- **DIRECTIONS**
The response should be the records below, repeated exactly, with each picture left out.

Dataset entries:
▼
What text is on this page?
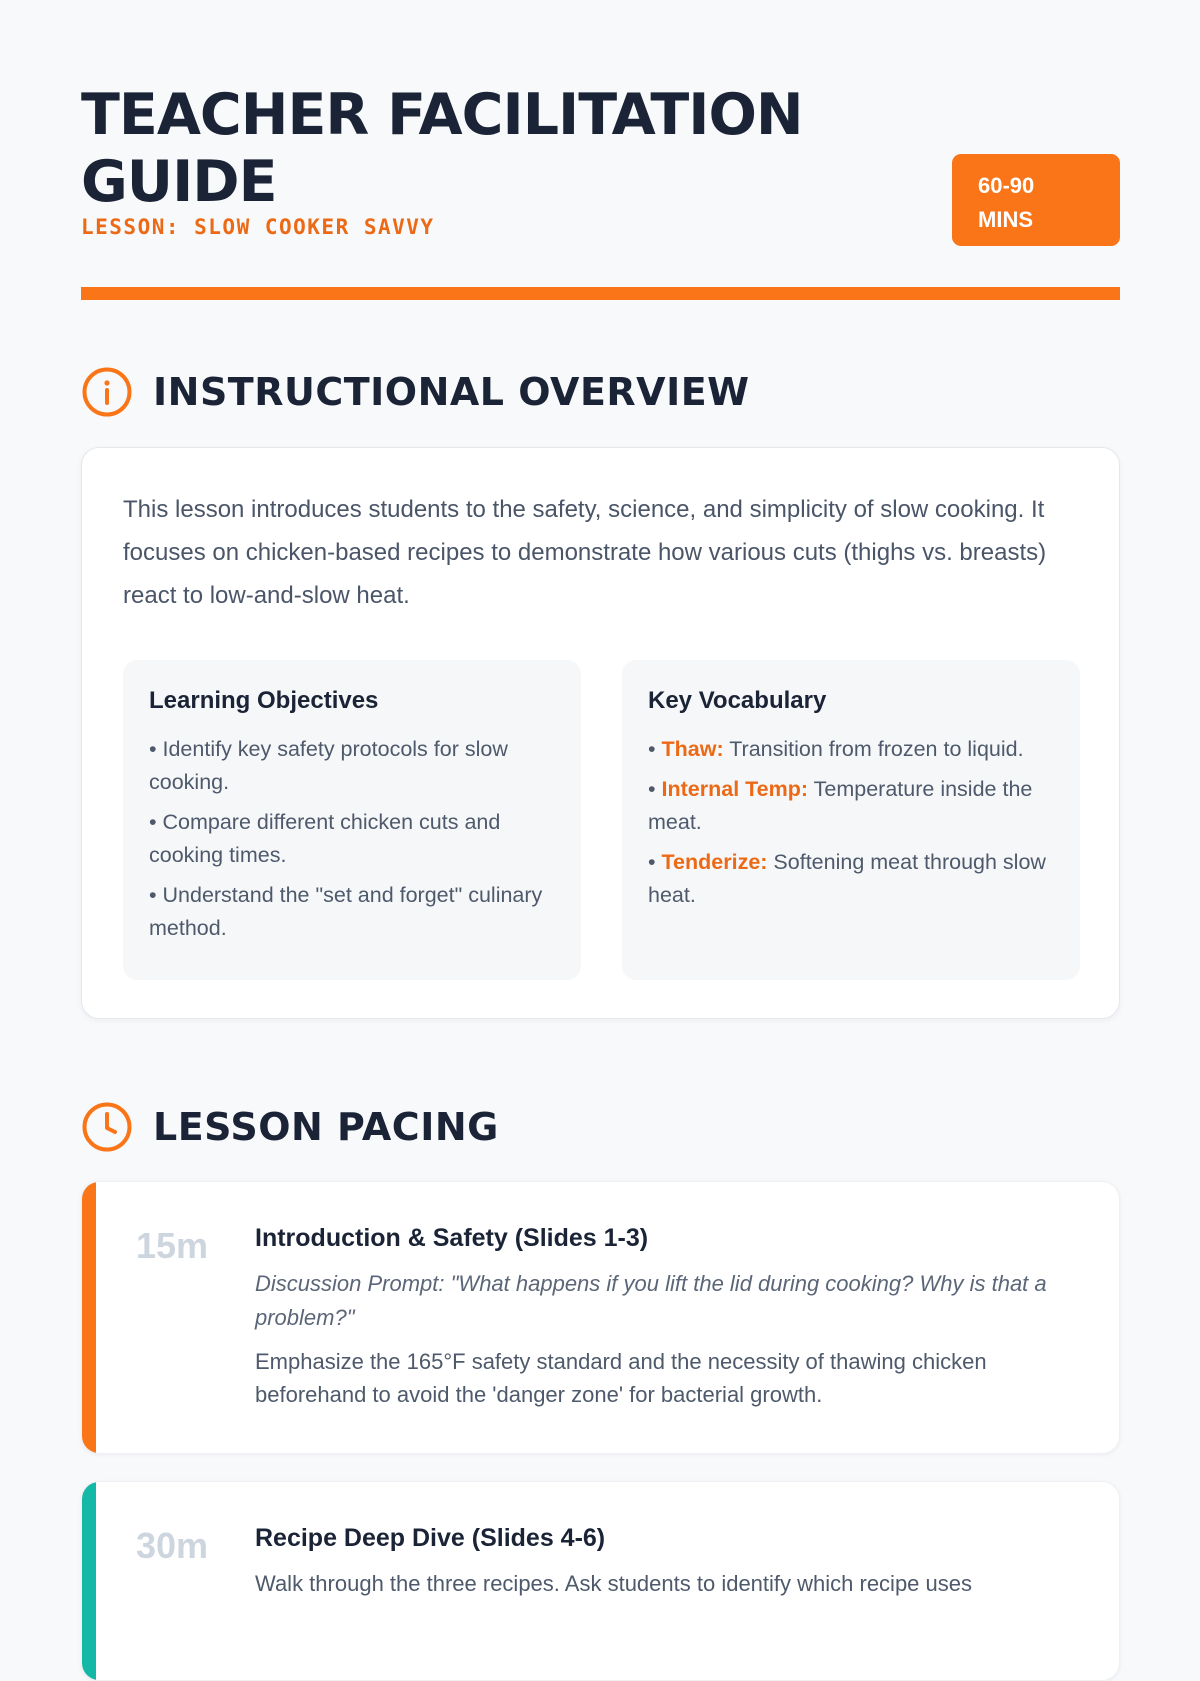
TEACHER FACILITATION
GUIDE
LESSON: SLOW COOKER SAVVY
60-90
MINS
INSTRUCTIONAL OVERVIEW

This lesson introduces students to the safety, science, and simplicity of slow cooking. It focuses on chicken-based recipes to demonstrate how various cuts (thighs vs. breasts) react to low-and-slow heat.

Learning Objectives
• Identify key safety protocols for slow cooking.
• Compare different chicken cuts and cooking times.
• Understand the "set and forget" culinary method.
Key Vocabulary
• Thaw: Transition from frozen to liquid.
• Internal Temp: Temperature inside the meat.
• Tenderize: Softening meat through slow heat.
LESSON PACING
15m Introduction & Safety (Slides 1-3)

Discussion Prompt: "What happens if you lift the lid during cooking? Why is that a problem?"

Emphasize the 165°F safety standard and the necessity of thawing chicken beforehand to avoid the 'danger zone' for bacterial growth.

30m Recipe Deep Dive (Slides 4-6)

Walk through the three recipes. Ask students to identify which recipe uses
▲
- **YOUR RESPONSE**
What text is on this page?
TEACHER FACILITATION
GUIDE
LESSON: SLOW COOKER SAVVY
60-90
MINS
INSTRUCTIONAL OVERVIEW

This lesson introduces students to the safety, science, and simplicity of slow cooking. It focuses on chicken-based recipes to demonstrate how various cuts (thighs vs. breasts) react to low-and-slow heat.

Learning Objectives
• Identify key safety protocols for slow cooking.
• Compare different chicken cuts and cooking times.
• Understand the "set and forget" culinary method.
Key Vocabulary
• Thaw: Transition from frozen to liquid.
• Internal Temp: Temperature inside the meat.
• Tenderize: Softening meat through slow heat.
LESSON PACING
15m Introduction & Safety (Slides 1-3)

Discussion Prompt: "What happens if you lift the lid during cooking? Why is that a problem?"

Emphasize the 165°F safety standard and the necessity of thawing chicken beforehand to avoid the 'danger zone' for bacterial growth.

30m Recipe Deep Dive (Slides 4-6)

Walk through the three recipes. Ask students to identify which recipe uses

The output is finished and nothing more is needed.